Material provided:
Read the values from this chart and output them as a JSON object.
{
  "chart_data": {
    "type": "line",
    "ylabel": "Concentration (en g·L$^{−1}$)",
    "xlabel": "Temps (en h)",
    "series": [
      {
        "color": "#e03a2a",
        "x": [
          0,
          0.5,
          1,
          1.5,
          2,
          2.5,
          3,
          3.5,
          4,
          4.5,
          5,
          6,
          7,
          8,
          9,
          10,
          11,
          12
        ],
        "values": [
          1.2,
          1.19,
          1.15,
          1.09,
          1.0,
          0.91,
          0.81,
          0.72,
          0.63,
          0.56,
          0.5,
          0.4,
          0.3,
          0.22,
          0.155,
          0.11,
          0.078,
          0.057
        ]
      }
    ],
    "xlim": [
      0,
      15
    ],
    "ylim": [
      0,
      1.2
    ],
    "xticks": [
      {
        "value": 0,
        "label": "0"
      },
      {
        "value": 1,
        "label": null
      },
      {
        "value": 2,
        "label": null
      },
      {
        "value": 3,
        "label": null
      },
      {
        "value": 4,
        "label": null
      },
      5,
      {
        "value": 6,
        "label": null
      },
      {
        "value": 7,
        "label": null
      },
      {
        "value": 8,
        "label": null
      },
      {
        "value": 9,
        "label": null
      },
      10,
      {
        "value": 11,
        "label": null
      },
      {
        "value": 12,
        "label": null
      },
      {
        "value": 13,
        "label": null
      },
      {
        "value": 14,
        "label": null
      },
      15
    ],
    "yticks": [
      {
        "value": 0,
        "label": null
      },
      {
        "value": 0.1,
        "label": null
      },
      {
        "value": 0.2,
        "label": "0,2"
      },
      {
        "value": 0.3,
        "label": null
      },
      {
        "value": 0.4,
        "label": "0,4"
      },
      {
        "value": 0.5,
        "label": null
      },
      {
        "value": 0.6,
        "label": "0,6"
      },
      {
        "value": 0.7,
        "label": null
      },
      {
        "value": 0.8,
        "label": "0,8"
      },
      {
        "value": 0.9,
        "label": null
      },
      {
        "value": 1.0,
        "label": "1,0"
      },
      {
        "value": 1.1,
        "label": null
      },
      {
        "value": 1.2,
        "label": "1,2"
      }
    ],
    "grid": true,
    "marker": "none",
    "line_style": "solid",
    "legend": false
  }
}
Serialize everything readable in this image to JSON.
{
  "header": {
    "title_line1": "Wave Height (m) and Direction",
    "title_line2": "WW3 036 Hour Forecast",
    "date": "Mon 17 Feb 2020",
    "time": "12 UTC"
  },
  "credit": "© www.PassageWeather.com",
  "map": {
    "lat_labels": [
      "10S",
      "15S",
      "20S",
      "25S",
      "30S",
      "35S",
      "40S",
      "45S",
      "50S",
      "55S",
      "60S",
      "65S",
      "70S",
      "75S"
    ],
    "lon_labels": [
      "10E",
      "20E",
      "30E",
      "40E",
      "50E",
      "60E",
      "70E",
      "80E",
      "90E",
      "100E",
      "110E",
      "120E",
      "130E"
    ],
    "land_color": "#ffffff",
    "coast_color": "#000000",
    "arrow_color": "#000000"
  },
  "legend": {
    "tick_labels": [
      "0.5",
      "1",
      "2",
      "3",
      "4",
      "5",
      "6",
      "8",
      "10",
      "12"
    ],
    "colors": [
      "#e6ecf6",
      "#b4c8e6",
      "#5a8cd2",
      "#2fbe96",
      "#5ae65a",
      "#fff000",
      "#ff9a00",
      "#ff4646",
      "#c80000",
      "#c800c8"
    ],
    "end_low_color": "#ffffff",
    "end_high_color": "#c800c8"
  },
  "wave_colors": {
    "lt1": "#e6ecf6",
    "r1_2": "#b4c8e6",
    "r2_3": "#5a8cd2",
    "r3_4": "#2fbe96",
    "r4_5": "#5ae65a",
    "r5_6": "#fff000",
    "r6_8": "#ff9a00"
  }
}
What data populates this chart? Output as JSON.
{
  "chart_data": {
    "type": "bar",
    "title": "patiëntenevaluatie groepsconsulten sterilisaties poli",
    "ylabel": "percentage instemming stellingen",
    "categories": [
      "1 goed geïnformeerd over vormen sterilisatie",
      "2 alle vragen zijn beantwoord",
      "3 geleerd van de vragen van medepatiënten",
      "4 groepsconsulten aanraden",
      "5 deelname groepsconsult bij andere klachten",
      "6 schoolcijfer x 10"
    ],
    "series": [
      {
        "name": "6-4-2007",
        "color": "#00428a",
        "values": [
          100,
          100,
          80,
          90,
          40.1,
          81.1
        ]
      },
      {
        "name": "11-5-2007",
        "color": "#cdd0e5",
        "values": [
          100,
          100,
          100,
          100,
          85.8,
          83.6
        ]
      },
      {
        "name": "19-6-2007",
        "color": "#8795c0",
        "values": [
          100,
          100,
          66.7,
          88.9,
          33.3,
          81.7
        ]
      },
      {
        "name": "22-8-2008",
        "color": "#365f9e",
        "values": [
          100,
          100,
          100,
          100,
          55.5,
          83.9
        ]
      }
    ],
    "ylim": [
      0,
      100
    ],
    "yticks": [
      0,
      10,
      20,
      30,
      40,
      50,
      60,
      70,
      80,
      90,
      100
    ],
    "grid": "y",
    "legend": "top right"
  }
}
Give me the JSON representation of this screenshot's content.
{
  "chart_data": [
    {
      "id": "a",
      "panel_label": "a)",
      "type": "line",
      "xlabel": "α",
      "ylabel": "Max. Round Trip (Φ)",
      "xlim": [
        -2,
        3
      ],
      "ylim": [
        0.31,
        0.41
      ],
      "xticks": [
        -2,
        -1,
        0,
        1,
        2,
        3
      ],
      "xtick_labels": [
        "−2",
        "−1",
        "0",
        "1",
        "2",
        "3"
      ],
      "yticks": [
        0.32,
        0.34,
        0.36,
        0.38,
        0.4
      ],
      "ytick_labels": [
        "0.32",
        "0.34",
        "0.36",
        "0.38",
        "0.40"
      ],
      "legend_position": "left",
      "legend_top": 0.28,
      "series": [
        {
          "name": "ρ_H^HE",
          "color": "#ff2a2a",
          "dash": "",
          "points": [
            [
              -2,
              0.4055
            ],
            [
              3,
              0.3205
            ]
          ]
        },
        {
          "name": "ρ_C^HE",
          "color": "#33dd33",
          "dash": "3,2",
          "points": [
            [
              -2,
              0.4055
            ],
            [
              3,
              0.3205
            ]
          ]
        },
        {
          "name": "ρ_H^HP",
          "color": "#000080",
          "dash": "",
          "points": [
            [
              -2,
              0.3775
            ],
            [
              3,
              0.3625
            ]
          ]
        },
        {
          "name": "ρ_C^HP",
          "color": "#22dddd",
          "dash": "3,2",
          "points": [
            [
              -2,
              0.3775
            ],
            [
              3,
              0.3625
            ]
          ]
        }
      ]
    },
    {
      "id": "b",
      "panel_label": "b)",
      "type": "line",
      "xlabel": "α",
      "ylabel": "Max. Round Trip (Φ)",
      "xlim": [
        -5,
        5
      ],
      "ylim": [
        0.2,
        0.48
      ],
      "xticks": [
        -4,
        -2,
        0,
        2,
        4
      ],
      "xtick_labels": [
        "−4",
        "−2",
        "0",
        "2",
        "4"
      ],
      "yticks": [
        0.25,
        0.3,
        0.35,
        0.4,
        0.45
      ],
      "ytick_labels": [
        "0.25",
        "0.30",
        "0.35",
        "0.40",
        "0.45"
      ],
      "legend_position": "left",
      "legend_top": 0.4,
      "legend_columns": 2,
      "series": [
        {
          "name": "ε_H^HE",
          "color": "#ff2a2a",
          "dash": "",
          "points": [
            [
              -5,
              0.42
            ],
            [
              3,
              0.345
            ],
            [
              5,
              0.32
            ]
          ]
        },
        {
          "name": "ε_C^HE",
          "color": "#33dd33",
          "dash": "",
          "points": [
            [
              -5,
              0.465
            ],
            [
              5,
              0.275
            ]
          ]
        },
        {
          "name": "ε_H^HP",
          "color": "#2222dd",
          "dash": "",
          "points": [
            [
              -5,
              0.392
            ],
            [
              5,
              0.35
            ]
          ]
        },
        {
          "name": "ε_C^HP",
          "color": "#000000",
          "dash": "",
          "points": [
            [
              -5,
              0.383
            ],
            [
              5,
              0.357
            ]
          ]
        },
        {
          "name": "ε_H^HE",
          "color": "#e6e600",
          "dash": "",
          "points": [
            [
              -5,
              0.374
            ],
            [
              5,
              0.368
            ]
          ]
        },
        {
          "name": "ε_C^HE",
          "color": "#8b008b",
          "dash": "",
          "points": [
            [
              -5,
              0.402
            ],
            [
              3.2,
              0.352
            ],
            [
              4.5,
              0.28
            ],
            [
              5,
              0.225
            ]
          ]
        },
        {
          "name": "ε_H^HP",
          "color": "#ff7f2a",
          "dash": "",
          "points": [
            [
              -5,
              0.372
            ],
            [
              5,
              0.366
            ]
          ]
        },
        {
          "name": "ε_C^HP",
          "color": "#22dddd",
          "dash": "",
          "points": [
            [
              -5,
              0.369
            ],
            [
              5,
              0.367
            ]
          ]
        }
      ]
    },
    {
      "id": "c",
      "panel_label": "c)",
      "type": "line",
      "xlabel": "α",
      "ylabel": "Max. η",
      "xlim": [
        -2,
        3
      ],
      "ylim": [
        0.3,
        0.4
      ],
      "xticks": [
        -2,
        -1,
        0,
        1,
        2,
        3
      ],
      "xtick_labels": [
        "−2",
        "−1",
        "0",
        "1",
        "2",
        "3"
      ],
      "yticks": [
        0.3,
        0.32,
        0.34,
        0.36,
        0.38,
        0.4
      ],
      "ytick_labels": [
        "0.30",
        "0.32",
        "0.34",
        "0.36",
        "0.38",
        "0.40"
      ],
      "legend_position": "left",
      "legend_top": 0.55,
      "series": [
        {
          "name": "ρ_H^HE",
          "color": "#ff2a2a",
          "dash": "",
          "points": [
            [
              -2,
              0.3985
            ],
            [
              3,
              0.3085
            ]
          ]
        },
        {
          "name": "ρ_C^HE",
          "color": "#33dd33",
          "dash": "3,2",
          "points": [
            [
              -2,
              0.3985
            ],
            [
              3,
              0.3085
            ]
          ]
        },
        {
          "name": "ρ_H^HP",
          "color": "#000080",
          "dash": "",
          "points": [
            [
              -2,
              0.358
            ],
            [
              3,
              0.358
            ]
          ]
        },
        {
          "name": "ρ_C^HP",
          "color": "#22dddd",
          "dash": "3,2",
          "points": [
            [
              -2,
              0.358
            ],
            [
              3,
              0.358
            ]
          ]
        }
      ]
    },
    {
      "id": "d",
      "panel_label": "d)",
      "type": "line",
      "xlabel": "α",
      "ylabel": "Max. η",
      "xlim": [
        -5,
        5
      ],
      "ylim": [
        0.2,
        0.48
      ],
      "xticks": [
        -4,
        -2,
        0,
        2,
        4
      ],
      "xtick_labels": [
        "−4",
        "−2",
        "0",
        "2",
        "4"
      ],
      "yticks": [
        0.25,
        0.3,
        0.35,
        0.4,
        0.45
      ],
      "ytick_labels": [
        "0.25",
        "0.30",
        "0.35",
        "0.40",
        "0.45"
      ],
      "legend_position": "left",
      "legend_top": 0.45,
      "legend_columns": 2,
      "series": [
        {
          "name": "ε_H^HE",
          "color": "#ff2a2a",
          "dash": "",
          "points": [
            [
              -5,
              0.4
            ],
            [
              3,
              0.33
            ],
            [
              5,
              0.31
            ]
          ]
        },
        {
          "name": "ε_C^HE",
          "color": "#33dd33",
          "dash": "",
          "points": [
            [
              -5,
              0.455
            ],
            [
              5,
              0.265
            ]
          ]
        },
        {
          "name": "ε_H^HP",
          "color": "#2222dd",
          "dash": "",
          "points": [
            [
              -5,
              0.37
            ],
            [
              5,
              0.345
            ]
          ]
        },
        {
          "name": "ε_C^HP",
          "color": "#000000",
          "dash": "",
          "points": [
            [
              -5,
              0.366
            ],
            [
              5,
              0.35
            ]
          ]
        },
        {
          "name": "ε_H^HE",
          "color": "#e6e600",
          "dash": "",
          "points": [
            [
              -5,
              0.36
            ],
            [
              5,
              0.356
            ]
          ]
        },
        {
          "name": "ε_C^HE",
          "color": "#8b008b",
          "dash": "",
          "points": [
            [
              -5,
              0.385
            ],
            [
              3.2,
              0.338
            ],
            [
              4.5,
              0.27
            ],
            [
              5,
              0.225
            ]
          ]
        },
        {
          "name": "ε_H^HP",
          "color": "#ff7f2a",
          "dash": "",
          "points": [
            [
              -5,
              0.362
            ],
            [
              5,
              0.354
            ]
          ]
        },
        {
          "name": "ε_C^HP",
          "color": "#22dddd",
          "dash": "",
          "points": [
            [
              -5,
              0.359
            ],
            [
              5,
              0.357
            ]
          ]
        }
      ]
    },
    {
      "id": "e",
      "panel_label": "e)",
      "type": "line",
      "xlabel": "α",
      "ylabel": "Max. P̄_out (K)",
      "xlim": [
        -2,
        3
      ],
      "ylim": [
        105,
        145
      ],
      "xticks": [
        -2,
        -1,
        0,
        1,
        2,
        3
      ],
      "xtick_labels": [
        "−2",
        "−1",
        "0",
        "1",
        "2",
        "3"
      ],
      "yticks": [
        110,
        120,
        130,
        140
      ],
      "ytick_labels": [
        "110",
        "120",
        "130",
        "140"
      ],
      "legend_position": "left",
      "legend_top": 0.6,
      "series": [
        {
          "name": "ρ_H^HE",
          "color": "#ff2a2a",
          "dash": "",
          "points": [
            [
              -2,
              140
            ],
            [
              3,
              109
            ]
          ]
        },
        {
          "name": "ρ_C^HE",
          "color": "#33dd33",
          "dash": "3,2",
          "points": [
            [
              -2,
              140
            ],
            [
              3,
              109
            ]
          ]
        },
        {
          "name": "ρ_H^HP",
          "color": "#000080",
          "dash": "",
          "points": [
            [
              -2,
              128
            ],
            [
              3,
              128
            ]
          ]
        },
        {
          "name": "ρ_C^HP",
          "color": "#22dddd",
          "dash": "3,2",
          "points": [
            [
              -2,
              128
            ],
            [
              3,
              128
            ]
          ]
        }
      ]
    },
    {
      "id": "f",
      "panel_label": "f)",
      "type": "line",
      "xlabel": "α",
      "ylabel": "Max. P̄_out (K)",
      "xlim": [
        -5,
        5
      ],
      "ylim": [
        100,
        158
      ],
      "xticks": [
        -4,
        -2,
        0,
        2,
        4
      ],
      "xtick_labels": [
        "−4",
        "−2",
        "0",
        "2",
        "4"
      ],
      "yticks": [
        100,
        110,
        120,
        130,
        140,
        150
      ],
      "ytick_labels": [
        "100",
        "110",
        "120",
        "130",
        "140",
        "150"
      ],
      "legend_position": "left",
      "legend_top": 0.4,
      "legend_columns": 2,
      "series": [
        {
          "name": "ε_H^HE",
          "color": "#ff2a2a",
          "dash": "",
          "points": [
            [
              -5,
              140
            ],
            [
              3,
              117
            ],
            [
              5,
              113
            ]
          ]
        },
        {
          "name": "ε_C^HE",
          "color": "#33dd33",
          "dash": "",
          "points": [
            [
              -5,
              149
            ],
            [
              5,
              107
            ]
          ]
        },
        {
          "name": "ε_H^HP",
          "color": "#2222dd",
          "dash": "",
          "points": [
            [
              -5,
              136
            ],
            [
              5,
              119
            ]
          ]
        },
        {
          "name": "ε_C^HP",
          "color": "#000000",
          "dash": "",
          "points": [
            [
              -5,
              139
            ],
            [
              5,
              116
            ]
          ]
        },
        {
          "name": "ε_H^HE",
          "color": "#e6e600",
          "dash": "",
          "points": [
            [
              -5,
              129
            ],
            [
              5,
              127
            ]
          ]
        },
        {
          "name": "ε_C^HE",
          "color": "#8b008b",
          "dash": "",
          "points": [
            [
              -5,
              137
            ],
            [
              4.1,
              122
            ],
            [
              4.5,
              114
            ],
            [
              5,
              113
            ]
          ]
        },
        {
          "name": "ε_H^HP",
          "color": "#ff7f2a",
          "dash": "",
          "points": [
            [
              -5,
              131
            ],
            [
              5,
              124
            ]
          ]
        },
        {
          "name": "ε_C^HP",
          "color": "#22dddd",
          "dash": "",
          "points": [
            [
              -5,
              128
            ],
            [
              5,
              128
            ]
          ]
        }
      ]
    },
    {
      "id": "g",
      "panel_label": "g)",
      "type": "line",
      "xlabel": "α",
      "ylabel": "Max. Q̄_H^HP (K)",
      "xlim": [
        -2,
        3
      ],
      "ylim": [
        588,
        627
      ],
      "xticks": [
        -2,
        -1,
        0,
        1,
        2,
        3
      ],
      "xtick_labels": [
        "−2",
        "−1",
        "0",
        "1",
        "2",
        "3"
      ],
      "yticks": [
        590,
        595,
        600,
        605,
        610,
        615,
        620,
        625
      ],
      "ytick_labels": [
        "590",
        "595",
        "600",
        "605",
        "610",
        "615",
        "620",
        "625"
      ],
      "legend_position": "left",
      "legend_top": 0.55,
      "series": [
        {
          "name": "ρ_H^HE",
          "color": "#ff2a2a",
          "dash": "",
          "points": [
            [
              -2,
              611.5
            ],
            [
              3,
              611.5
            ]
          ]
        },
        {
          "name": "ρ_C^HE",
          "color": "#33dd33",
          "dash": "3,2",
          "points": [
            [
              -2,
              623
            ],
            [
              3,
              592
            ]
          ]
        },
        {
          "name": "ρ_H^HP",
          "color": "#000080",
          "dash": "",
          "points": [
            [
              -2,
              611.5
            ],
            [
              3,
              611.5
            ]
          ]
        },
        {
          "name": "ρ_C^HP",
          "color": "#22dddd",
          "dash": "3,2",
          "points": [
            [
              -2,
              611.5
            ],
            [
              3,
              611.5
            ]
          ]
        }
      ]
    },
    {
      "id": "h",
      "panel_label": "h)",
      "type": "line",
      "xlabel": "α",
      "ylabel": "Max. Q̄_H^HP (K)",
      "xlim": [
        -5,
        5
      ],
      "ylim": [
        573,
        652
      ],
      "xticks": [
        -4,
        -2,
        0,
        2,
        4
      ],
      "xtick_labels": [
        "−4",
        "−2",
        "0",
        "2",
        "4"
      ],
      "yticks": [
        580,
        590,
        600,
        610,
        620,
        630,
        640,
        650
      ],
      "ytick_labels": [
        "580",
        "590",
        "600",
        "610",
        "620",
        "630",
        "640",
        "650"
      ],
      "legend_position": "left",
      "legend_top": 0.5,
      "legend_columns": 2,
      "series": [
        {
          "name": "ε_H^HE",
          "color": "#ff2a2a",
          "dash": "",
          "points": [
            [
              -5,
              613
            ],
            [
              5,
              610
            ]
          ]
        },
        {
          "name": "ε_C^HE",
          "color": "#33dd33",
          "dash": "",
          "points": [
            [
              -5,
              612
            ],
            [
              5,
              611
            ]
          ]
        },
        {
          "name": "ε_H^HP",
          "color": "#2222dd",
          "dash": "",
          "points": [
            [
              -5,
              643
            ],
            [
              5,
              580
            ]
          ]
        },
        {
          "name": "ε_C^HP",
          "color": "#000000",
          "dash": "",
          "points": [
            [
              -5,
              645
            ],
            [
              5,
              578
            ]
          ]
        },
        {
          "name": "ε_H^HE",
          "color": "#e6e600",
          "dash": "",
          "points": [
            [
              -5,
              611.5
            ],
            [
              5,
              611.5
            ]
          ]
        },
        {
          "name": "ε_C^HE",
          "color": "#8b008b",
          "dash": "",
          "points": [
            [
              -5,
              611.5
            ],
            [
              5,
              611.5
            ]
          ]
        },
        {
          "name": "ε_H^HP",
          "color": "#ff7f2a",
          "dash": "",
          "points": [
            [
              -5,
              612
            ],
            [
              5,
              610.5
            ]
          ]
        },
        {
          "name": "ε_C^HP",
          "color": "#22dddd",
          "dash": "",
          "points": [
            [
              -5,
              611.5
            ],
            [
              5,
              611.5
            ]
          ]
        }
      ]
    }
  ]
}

Direction: Find every line in the records that contains the word "ffffff"; copy those lines.

Problem solution:
    "land_color": "#ffffff",
    "end_low_color": "#ffffff",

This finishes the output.